> **MATERIAL PROVIDED**

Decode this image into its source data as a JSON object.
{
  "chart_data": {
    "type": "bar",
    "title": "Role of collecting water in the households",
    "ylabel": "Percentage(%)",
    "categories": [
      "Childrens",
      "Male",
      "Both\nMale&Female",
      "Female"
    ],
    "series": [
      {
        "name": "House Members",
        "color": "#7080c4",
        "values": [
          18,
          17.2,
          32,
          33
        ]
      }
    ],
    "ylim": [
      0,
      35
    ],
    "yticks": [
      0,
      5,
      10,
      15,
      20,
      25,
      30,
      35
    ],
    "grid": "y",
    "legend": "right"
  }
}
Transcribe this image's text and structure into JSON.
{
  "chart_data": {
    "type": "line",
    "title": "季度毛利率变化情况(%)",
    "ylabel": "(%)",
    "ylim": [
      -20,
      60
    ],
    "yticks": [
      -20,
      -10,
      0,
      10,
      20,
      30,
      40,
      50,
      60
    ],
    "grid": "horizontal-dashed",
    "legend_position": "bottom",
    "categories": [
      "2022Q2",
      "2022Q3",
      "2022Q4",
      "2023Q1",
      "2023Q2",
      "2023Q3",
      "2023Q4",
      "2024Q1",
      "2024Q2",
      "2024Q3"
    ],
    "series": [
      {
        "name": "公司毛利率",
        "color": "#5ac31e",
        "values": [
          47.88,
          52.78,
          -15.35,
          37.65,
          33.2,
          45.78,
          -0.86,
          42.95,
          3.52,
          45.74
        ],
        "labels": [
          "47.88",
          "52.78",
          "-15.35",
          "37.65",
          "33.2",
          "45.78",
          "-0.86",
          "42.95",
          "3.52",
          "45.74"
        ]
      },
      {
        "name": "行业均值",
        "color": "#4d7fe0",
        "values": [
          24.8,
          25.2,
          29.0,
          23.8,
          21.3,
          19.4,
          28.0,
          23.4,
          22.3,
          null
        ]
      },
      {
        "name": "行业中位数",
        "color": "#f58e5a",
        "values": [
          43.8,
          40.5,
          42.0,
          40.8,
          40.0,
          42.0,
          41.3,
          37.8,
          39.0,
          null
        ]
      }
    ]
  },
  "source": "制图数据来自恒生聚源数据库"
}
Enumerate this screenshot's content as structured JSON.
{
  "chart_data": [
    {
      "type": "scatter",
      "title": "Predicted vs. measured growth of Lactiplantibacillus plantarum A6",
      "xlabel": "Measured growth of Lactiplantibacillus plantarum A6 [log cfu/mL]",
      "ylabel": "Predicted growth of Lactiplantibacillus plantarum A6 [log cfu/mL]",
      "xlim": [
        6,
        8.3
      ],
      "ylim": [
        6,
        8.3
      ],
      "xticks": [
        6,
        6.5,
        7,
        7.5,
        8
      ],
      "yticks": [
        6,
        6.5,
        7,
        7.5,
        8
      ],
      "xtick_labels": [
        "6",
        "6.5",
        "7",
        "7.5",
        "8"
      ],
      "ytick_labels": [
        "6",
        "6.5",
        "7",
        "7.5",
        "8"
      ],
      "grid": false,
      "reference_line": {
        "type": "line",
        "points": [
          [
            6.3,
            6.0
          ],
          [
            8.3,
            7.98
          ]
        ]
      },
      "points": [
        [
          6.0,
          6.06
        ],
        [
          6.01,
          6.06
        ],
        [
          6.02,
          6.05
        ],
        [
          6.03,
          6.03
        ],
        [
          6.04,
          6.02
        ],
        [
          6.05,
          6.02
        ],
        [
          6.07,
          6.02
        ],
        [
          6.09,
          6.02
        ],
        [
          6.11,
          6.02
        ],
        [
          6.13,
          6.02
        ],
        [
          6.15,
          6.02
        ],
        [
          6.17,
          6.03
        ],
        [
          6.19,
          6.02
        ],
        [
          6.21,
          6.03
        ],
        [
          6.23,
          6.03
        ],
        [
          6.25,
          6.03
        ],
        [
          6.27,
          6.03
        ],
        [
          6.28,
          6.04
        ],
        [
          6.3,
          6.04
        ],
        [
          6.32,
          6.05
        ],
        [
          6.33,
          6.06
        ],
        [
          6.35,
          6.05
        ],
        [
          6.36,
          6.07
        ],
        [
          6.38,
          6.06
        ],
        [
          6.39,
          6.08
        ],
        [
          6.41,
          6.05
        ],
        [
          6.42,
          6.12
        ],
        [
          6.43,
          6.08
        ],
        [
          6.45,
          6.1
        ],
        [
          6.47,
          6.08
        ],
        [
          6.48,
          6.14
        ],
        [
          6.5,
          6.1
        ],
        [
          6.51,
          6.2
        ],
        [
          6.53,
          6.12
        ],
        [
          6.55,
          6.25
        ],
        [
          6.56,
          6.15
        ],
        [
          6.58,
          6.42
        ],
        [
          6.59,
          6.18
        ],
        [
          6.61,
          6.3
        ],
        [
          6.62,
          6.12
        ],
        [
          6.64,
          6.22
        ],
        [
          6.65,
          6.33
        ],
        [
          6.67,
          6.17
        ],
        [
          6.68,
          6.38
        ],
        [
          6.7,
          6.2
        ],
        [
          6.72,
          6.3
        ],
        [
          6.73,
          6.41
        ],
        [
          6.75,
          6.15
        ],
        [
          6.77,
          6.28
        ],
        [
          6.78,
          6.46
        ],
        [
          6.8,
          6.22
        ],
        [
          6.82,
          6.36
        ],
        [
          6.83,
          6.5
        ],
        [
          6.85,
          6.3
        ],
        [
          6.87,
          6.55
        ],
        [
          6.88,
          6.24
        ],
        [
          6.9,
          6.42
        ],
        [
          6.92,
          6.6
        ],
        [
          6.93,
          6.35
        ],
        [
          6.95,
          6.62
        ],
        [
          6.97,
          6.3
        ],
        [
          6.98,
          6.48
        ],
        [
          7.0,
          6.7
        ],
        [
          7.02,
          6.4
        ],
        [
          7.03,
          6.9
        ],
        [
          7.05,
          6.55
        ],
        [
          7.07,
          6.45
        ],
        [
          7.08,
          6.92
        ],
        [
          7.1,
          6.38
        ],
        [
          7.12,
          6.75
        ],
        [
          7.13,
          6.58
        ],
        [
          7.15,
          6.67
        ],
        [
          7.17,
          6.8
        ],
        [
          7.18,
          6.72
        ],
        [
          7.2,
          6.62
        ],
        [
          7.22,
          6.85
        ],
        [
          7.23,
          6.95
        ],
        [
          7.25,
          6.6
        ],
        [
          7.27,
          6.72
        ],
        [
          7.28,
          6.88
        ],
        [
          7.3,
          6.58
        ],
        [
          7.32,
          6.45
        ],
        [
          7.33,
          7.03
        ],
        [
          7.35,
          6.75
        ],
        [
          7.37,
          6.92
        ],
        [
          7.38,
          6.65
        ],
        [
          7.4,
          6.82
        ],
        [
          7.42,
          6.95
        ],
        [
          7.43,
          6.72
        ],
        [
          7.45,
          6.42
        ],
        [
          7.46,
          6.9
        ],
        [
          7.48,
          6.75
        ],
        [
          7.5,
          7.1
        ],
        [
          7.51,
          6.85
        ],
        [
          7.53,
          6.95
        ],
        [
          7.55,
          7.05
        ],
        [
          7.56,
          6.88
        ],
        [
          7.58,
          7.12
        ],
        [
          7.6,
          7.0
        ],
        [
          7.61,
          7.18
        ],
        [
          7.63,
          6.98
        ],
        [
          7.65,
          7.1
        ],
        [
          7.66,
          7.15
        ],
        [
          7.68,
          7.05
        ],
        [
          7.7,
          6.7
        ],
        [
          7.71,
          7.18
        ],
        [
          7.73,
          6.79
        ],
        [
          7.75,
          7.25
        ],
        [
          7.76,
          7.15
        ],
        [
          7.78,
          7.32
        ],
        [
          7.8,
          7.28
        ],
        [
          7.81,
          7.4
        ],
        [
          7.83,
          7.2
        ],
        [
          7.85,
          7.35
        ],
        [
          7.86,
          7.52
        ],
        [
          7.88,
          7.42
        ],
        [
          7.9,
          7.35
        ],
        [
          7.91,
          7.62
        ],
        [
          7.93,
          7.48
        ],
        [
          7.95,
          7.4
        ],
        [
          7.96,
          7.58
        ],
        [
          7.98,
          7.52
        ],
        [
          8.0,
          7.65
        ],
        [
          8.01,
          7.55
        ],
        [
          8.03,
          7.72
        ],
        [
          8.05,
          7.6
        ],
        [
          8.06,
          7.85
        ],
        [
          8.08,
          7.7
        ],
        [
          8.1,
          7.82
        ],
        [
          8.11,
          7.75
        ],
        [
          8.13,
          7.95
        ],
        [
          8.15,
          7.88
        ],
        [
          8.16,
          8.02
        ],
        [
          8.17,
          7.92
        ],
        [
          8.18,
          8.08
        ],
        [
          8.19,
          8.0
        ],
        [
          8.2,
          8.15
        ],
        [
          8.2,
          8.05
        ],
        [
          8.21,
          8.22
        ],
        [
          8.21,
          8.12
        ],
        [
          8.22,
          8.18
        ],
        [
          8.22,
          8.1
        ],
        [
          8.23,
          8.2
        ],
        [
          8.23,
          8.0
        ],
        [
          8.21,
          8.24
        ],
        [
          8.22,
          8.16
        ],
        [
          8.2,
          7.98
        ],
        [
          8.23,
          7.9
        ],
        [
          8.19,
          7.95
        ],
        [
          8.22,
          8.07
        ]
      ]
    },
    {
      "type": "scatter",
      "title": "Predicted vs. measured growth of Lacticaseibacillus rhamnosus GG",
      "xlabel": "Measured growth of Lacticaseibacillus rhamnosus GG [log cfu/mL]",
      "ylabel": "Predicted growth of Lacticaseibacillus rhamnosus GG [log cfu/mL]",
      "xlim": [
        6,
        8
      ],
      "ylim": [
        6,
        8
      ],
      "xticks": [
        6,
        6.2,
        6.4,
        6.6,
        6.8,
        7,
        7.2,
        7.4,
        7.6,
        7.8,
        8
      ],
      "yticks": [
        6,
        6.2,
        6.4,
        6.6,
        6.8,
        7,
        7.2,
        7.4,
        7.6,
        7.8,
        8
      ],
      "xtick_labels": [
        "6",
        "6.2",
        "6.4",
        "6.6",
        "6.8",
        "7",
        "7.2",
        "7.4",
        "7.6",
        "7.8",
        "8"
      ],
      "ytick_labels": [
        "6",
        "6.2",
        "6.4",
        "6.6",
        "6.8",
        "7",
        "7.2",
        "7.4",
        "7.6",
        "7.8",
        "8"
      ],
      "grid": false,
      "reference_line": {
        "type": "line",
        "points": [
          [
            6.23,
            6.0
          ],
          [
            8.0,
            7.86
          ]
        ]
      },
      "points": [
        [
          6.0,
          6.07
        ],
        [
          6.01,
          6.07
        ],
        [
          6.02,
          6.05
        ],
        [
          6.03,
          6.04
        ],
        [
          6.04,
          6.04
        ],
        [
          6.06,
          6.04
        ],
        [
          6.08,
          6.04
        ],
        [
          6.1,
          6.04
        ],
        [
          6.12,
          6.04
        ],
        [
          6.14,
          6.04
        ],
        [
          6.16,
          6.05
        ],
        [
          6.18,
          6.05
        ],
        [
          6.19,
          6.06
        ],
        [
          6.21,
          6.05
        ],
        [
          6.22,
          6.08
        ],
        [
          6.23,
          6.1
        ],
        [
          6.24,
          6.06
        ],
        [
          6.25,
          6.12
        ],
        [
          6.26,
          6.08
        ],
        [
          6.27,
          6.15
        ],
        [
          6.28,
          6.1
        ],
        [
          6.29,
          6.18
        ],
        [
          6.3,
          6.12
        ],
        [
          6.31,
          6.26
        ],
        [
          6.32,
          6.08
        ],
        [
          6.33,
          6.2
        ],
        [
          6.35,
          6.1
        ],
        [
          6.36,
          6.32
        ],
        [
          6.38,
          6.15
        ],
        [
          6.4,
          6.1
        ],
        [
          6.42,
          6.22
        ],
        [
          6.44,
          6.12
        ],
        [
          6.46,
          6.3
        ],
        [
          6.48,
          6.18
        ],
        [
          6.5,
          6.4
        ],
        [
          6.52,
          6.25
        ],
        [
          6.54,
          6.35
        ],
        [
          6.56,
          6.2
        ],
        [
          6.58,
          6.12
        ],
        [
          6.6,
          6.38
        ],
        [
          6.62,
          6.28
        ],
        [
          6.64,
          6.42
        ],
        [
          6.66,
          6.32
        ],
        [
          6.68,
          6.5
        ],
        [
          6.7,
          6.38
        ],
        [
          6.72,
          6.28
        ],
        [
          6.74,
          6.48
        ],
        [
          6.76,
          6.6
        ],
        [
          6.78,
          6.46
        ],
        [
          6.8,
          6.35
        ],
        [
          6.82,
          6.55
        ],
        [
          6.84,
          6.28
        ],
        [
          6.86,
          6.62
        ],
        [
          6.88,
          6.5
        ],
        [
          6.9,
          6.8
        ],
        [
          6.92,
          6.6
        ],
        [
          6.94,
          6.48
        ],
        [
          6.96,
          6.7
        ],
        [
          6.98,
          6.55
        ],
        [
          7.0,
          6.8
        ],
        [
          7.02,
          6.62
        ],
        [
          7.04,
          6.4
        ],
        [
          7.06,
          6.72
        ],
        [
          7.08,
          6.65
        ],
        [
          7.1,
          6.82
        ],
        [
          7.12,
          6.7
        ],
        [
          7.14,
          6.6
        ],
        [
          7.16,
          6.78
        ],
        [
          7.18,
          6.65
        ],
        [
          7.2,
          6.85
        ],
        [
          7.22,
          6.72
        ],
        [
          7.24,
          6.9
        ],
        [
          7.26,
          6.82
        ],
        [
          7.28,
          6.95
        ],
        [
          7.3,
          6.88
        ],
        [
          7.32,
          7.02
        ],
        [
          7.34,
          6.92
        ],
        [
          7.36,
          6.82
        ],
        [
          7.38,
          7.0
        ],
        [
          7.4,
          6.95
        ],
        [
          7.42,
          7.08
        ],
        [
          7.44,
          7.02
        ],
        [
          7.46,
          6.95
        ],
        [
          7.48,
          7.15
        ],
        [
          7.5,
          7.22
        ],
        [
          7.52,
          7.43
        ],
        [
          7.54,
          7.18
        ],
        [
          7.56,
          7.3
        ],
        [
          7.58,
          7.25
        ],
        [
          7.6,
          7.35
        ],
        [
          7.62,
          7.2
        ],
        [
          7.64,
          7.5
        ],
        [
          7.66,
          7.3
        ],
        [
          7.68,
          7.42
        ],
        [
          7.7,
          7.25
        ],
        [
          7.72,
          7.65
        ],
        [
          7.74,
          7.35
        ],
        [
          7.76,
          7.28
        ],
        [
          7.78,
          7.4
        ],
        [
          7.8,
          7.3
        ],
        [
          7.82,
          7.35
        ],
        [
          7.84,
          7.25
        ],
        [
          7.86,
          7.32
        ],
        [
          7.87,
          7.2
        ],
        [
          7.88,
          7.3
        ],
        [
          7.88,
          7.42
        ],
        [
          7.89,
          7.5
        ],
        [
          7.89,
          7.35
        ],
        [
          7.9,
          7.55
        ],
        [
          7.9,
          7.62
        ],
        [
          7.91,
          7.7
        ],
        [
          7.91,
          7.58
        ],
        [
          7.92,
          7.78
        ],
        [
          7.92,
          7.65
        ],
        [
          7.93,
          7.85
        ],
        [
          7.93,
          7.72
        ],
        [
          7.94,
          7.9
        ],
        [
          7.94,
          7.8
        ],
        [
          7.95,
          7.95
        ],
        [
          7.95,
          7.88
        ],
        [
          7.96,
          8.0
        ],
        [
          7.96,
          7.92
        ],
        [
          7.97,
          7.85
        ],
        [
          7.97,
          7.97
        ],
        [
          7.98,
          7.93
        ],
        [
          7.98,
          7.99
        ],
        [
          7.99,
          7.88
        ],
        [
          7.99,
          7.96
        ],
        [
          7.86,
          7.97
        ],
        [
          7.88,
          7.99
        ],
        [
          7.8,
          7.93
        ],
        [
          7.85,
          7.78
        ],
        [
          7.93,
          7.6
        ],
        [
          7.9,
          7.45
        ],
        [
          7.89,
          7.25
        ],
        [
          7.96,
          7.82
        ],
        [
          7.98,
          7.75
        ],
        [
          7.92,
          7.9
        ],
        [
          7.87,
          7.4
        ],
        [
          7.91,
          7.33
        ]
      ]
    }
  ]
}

> **THE REQUEST**
Find how many lines of the material carry the string "into". Only the number should be in the answer.

> **TASK RESULT**
2